— Begin Provided information —

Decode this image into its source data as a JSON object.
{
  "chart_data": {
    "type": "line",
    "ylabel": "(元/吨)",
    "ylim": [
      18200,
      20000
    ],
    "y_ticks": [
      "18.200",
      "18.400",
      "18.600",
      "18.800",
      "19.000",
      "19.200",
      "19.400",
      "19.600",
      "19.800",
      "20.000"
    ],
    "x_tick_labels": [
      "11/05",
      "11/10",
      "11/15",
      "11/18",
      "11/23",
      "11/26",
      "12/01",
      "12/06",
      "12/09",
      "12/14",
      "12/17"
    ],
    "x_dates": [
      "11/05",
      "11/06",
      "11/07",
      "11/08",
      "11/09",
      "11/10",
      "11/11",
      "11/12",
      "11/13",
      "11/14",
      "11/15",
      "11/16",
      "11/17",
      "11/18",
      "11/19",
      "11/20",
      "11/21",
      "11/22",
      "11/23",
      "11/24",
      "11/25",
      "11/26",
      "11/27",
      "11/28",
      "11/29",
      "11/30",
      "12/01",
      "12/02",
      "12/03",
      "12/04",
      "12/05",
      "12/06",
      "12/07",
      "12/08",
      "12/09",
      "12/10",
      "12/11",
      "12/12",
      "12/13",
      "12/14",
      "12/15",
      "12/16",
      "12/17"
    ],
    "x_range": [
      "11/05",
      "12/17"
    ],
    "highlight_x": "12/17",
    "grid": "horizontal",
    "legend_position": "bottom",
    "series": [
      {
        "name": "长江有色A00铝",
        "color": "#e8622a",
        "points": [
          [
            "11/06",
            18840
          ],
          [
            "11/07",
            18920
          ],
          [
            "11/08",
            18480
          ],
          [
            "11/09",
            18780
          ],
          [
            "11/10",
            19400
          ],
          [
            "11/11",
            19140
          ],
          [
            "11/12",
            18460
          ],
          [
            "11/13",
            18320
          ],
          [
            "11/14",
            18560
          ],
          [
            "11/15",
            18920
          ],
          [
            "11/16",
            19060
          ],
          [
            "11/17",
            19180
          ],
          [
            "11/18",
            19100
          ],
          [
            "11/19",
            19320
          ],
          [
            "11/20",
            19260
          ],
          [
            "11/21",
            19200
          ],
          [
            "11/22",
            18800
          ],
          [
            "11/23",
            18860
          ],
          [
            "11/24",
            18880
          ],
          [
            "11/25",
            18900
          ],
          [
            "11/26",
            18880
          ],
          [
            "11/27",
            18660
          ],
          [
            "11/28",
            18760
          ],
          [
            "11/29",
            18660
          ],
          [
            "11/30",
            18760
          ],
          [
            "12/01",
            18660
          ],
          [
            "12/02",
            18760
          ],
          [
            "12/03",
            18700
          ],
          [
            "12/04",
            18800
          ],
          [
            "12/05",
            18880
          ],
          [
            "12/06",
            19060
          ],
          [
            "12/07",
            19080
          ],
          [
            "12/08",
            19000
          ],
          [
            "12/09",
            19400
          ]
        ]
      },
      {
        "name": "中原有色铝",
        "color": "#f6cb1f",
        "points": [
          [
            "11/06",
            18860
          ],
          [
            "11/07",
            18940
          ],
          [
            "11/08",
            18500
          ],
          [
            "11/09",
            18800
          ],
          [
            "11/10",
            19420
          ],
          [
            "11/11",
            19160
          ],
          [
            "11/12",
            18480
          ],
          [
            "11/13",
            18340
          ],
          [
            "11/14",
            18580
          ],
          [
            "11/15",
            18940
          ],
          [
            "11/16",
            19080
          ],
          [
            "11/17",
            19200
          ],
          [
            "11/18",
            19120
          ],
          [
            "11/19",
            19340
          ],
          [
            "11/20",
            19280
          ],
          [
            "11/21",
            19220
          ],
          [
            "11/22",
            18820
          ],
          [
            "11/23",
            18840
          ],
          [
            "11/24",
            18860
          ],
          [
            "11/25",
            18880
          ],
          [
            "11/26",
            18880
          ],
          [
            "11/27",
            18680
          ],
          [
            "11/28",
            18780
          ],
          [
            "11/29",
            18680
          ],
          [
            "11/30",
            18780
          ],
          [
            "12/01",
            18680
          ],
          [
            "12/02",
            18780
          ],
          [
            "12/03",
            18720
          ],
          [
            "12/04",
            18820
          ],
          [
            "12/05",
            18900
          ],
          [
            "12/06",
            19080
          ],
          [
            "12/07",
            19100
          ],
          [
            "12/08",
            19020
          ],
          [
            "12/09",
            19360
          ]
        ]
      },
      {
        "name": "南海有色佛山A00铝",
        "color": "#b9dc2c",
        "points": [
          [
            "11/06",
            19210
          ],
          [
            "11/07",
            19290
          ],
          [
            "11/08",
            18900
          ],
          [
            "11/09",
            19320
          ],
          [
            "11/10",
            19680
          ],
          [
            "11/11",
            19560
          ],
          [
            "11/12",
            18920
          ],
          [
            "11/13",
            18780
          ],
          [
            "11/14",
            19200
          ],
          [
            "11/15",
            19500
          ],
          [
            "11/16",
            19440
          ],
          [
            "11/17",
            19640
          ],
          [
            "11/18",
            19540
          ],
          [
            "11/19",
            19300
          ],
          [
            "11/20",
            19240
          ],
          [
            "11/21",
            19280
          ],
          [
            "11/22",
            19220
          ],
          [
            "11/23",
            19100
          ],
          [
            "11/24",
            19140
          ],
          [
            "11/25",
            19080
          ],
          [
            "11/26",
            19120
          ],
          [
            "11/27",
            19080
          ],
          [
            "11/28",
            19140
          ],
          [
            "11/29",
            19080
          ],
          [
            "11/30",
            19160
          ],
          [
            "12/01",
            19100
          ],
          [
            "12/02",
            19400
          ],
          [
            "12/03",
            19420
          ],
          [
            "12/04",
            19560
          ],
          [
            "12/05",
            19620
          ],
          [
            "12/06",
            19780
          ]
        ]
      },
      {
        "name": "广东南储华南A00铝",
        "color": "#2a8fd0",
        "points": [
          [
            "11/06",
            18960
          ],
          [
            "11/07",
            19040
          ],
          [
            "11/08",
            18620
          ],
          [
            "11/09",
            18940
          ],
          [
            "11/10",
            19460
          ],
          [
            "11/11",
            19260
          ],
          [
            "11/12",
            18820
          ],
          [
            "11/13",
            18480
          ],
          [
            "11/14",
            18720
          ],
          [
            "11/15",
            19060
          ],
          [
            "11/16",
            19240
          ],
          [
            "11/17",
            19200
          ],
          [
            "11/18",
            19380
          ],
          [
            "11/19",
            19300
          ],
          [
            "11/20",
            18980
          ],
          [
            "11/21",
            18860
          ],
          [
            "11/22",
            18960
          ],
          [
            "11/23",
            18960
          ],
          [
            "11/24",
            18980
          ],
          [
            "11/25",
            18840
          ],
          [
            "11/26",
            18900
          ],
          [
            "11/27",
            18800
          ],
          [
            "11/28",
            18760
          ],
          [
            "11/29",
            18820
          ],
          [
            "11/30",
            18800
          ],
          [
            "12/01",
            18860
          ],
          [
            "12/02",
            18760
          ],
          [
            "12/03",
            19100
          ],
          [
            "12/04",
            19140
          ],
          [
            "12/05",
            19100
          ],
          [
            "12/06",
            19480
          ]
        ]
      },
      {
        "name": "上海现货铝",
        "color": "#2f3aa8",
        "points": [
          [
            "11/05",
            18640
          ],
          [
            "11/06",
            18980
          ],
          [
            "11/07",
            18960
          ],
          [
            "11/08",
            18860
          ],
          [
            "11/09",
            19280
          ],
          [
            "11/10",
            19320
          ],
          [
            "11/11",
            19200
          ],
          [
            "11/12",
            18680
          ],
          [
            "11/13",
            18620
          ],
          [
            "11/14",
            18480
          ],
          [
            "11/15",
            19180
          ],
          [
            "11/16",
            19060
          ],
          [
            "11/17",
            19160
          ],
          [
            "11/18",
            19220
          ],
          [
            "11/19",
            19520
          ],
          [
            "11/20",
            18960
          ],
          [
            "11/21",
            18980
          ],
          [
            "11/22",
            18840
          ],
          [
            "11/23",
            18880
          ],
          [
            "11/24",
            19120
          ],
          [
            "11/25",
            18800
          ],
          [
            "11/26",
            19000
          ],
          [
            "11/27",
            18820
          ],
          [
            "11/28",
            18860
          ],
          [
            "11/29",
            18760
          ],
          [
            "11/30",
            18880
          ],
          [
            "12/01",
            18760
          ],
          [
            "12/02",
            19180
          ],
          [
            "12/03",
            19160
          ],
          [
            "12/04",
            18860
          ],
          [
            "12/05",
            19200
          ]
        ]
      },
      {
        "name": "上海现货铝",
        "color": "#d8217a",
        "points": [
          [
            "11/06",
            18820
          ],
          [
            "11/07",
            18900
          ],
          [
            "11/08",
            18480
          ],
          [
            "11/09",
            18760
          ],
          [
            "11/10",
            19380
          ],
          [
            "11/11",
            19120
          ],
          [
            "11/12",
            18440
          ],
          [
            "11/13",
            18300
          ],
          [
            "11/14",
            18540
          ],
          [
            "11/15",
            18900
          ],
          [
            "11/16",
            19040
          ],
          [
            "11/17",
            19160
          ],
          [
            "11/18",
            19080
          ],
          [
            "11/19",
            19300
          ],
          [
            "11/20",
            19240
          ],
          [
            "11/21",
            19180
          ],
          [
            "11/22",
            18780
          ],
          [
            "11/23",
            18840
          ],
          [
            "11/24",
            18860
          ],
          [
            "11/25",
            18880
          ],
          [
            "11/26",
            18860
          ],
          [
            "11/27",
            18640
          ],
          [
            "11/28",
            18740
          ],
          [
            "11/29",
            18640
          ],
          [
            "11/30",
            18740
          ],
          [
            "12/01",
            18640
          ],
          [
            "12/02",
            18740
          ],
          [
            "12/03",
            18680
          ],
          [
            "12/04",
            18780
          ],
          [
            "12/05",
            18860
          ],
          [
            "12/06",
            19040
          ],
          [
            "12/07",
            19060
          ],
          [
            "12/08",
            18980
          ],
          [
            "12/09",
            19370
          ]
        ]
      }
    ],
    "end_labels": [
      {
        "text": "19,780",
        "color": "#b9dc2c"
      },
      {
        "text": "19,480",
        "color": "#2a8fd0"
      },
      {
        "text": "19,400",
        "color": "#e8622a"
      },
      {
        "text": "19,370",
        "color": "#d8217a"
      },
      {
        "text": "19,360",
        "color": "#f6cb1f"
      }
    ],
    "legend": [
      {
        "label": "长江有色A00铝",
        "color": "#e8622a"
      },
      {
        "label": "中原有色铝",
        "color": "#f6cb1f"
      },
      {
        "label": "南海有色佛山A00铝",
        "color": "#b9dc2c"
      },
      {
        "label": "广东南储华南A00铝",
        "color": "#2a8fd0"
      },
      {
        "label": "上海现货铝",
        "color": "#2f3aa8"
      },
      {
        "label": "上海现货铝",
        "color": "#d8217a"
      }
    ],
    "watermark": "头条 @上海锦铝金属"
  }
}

— End Provided information —

Gather every line from the listing above in which the word "text" appears.

Response for this exercise:
        "text": "19,780",
        "text": "19,480",
        "text": "19,400",
        "text": "19,370",
        "text": "19,360",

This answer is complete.